The exercise » Every record should be copied exactly, except that pictures are to be omitted.

Stored entries »

'''

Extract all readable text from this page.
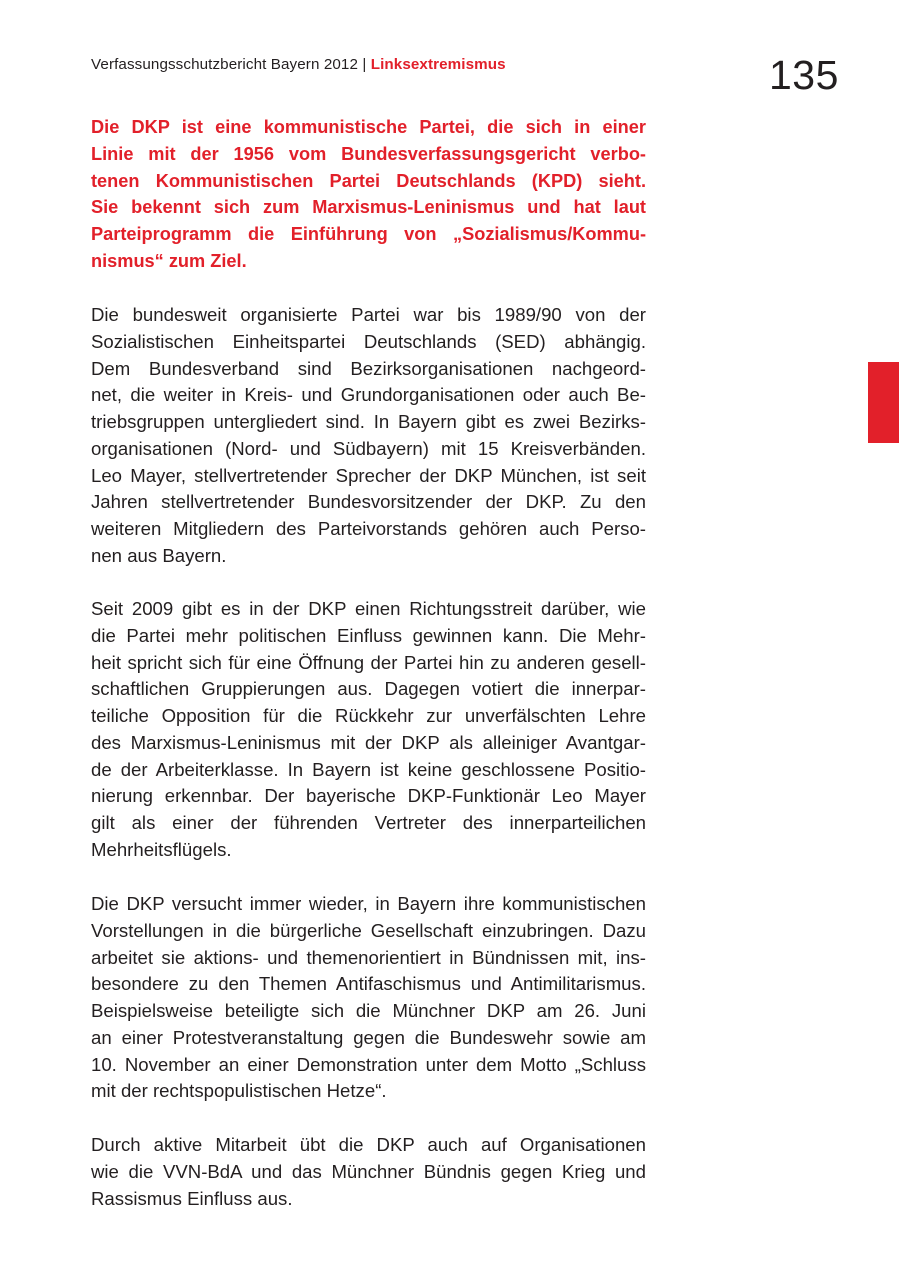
Verfassungsschutzbericht Bayern 2012 | Linksextremismus	135
Die DKP ist eine kommunistische Partei, die sich in einer
Linie mit der 1956 vom Bundesverfassungsgericht verbo-
tenen Kommunistischen Partei Deutschlands (KPD) sieht.
Sie bekennt sich zum Marxismus-Leninismus und hat laut
Parteiprogramm die Einführung von „Sozialismus/Kommu-
nismus“ zum Ziel.
Die bundesweit organisierte Partei war bis 1989/90 von der
Sozialistischen Einheitspartei Deutschlands (SED) abhängig.
Dem Bundesverband sind Bezirksorganisationen nachgeord-
net, die weiter in Kreis- und Grundorganisationen oder auch Be-
triebsgruppen untergliedert sind. In Bayern gibt es zwei Bezirks-
organisationen (Nord- und Südbayern) mit 15 Kreisverbänden.
Leo Mayer, stellvertretender Sprecher der DKP München, ist seit
Jahren stellvertretender Bundesvorsitzender der DKP. Zu den
weiteren Mitgliedern des Parteivorstands gehören auch Perso-
nen aus Bayern.
Seit 2009 gibt es in der DKP einen Richtungsstreit darüber, wie
die Partei mehr politischen Einfluss gewinnen kann. Die Mehr-
heit spricht sich für eine Öffnung der Partei hin zu anderen gesell-
schaftlichen Gruppierungen aus. Dagegen votiert die innerpar-
teiliche Opposition für die Rückkehr zur unverfälschten Lehre
des Marxismus-Leninismus mit der DKP als alleiniger Avantgar-
de der Arbeiterklasse. In Bayern ist keine geschlossene Positio-
nierung erkennbar. Der bayerische DKP-Funktionär Leo Mayer
gilt als einer der führenden Vertreter des innerparteilichen
Mehrheitsflügels.
Die DKP versucht immer wieder, in Bayern ihre kommunistischen
Vorstellungen in die bürgerliche Gesellschaft einzubringen. Dazu
arbeitet sie aktions- und themenorientiert in Bündnissen mit, ins-
besondere zu den Themen Antifaschismus und Antimilitarismus.
Beispielsweise beteiligte sich die Münchner DKP am 26. Juni
an einer Protestveranstaltung gegen die Bundeswehr sowie am
10. November an einer Demonstration unter dem Motto „Schluss
mit der rechtspopulistischen Hetze“.
Durch aktive Mitarbeit übt die DKP auch auf Organisationen
wie die VVN-BdA und das Münchner Bündnis gegen Krieg und
Rassismus Einfluss aus.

'''

Complete response »
Extract all readable text from this page.
Verfassungsschutzbericht Bayern 2012 | Linksextremismus	135
Die DKP ist eine kommunistische Partei, die sich in einer
Linie mit der 1956 vom Bundesverfassungsgericht verbo-
tenen Kommunistischen Partei Deutschlands (KPD) sieht.
Sie bekennt sich zum Marxismus-Leninismus und hat laut
Parteiprogramm die Einführung von „Sozialismus/Kommu-
nismus“ zum Ziel.
Die bundesweit organisierte Partei war bis 1989/90 von der
Sozialistischen Einheitspartei Deutschlands (SED) abhängig.
Dem Bundesverband sind Bezirksorganisationen nachgeord-
net, die weiter in Kreis- und Grundorganisationen oder auch Be-
triebsgruppen untergliedert sind. In Bayern gibt es zwei Bezirks-
organisationen (Nord- und Südbayern) mit 15 Kreisverbänden.
Leo Mayer, stellvertretender Sprecher der DKP München, ist seit
Jahren stellvertretender Bundesvorsitzender der DKP. Zu den
weiteren Mitgliedern des Parteivorstands gehören auch Perso-
nen aus Bayern.
Seit 2009 gibt es in der DKP einen Richtungsstreit darüber, wie
die Partei mehr politischen Einfluss gewinnen kann. Die Mehr-
heit spricht sich für eine Öffnung der Partei hin zu anderen gesell-
schaftlichen Gruppierungen aus. Dagegen votiert die innerpar-
teiliche Opposition für die Rückkehr zur unverfälschten Lehre
des Marxismus-Leninismus mit der DKP als alleiniger Avantgar-
de der Arbeiterklasse. In Bayern ist keine geschlossene Positio-
nierung erkennbar. Der bayerische DKP-Funktionär Leo Mayer
gilt als einer der führenden Vertreter des innerparteilichen
Mehrheitsflügels.
Die DKP versucht immer wieder, in Bayern ihre kommunistischen
Vorstellungen in die bürgerliche Gesellschaft einzubringen. Dazu
arbeitet sie aktions- und themenorientiert in Bündnissen mit, ins-
besondere zu den Themen Antifaschismus und Antimilitarismus.
Beispielsweise beteiligte sich die Münchner DKP am 26. Juni
an einer Protestveranstaltung gegen die Bundeswehr sowie am
10. November an einer Demonstration unter dem Motto „Schluss
mit der rechtspopulistischen Hetze“.
Durch aktive Mitarbeit übt die DKP auch auf Organisationen
wie die VVN-BdA und das Münchner Bündnis gegen Krieg und
Rassismus Einfluss aus.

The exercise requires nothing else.